▸ **RECORDS PROVIDED**:
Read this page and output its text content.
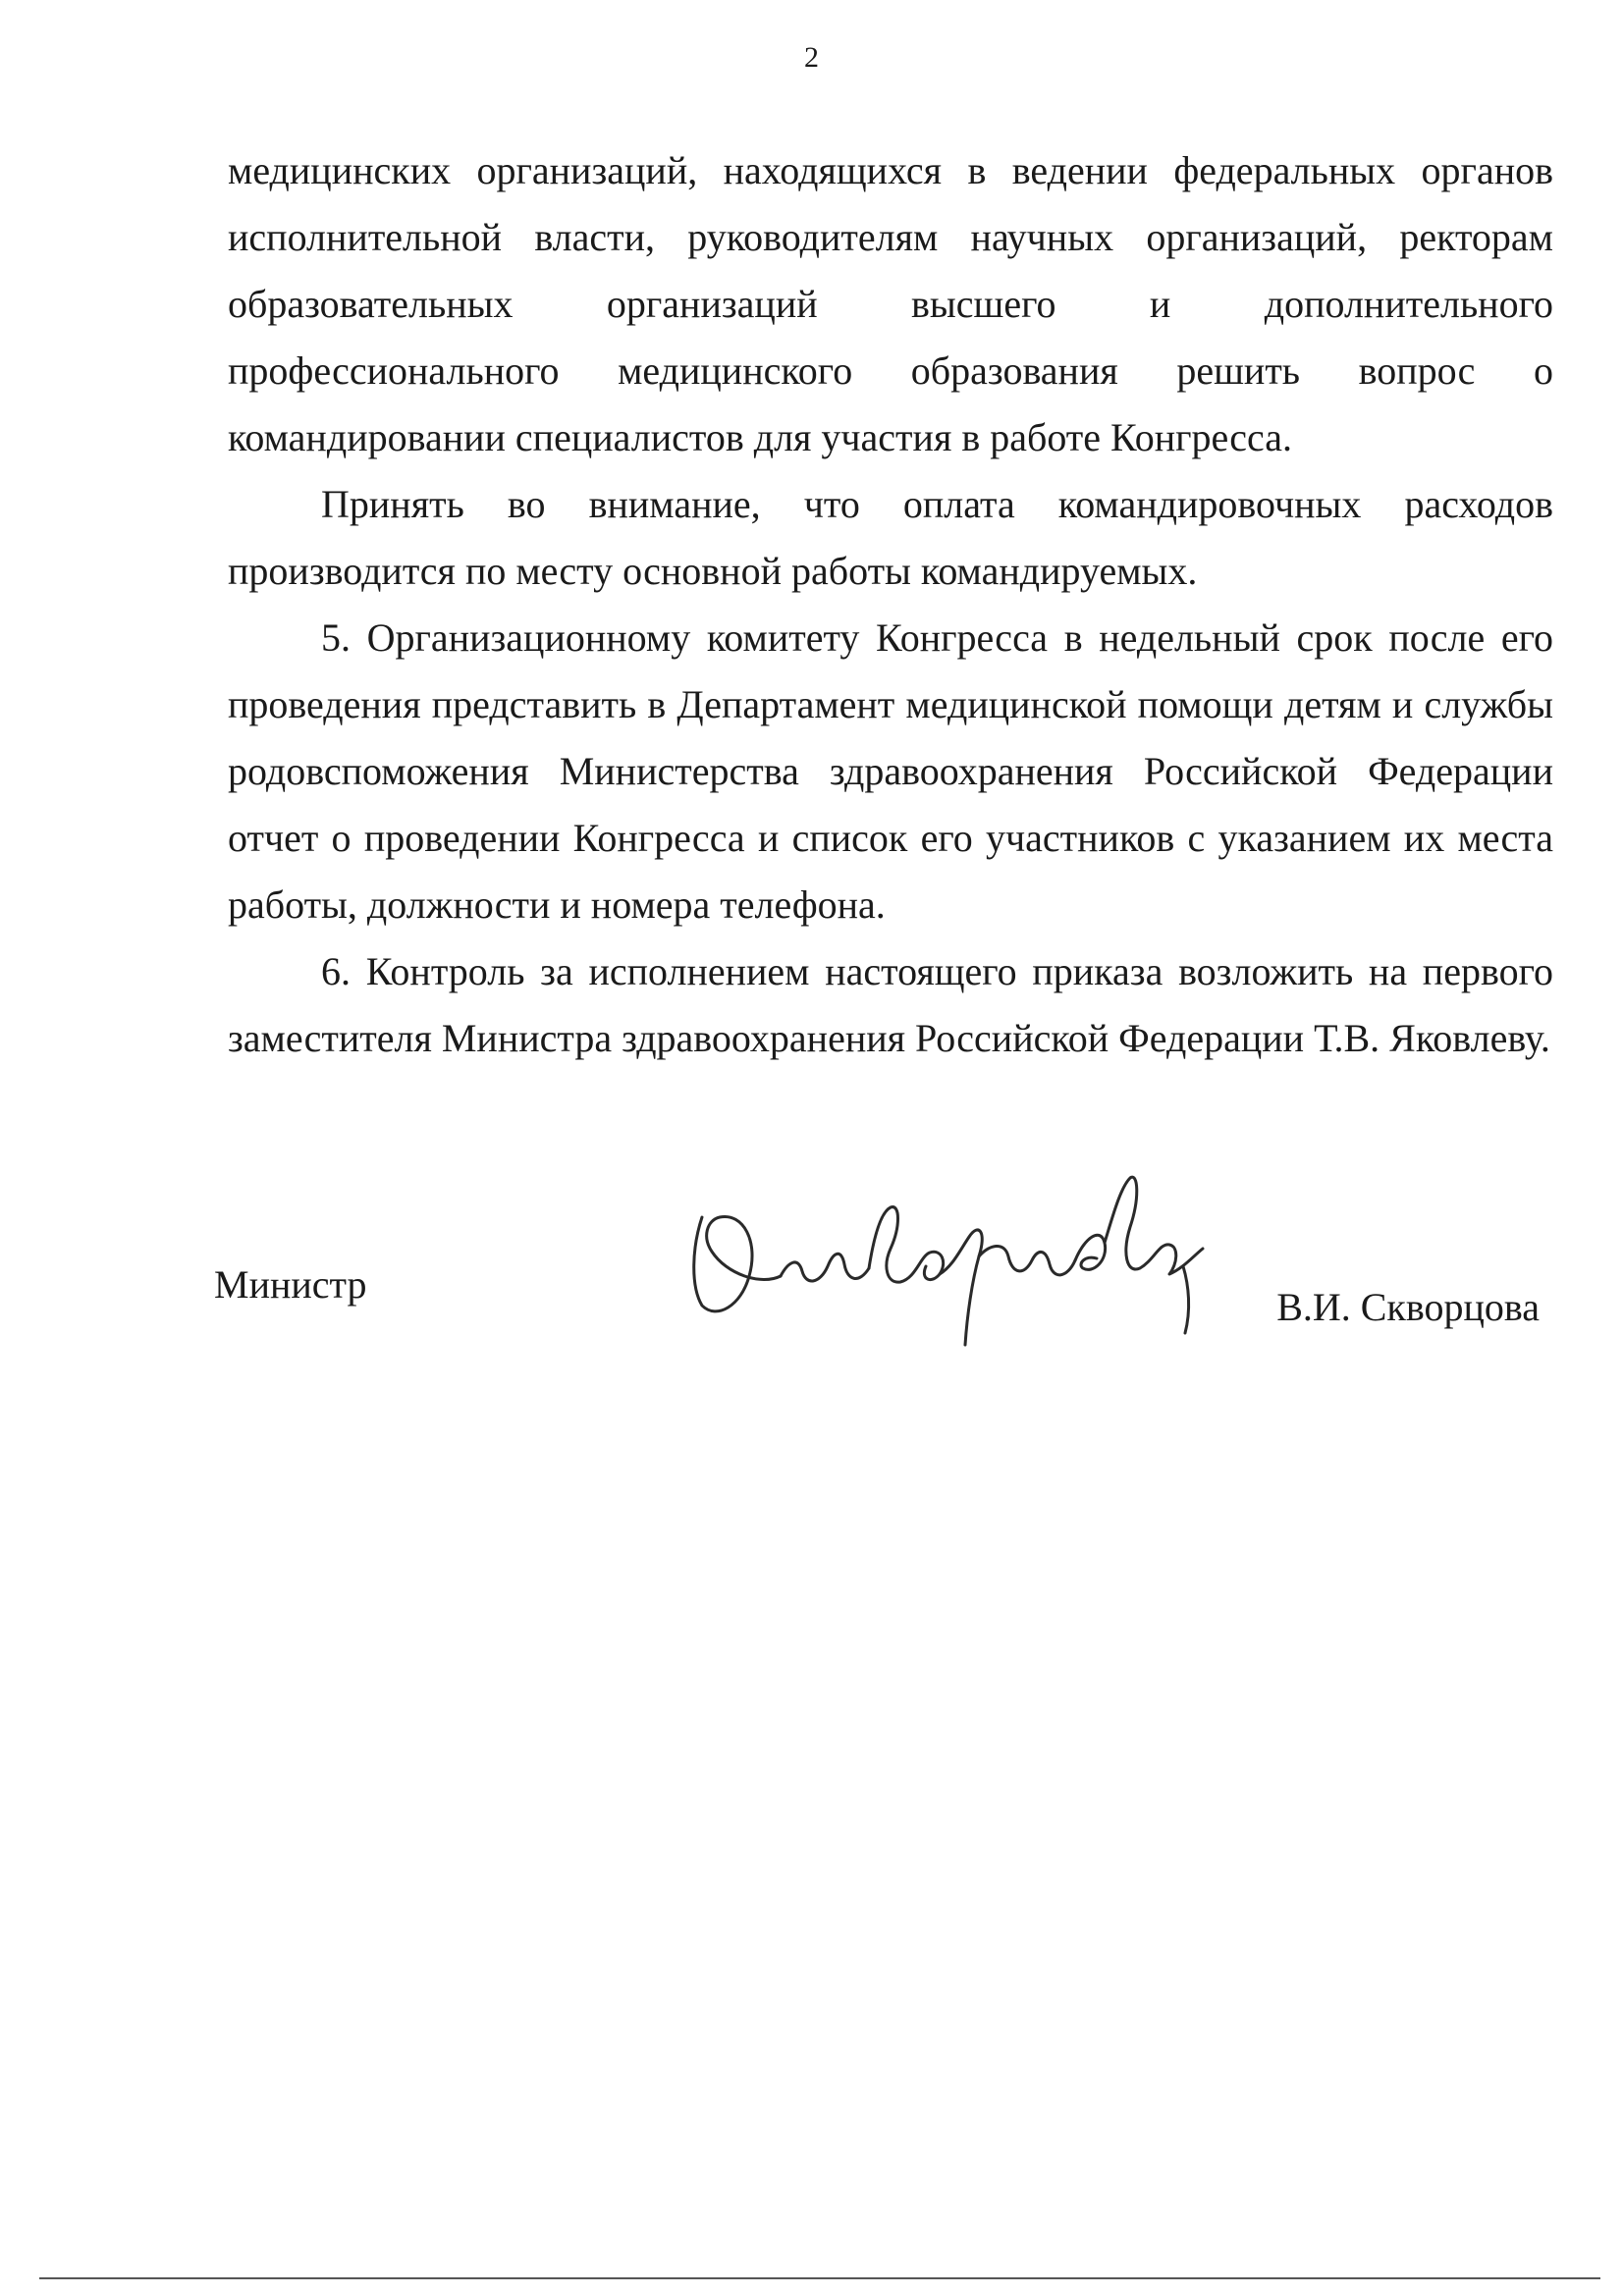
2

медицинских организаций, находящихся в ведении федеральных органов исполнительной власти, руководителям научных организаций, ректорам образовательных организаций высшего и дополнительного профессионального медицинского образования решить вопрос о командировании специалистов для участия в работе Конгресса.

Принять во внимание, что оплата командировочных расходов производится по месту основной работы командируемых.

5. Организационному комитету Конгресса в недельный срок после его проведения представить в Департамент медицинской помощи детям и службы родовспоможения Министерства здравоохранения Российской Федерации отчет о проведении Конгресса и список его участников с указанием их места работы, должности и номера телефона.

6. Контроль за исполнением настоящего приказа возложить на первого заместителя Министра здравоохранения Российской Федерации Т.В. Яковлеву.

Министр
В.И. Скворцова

▸ **DO THIS**: Copy each line holding the word "Российской" from the listing above.

▸ **SOLUTION TO THE EXERCISE**:
5. Организационному комитету Конгресса в недельный срок после его проведения представить в Департамент медицинской помощи детям и службы родовспоможения Министерства здравоохранения Российской Федерации отчет о проведении Конгресса и список его участников с указанием их места работы, должности и номера телефона.
6. Контроль за исполнением настоящего приказа возложить на первого заместителя Министра здравоохранения Российской Федерации Т.В. Яковлеву.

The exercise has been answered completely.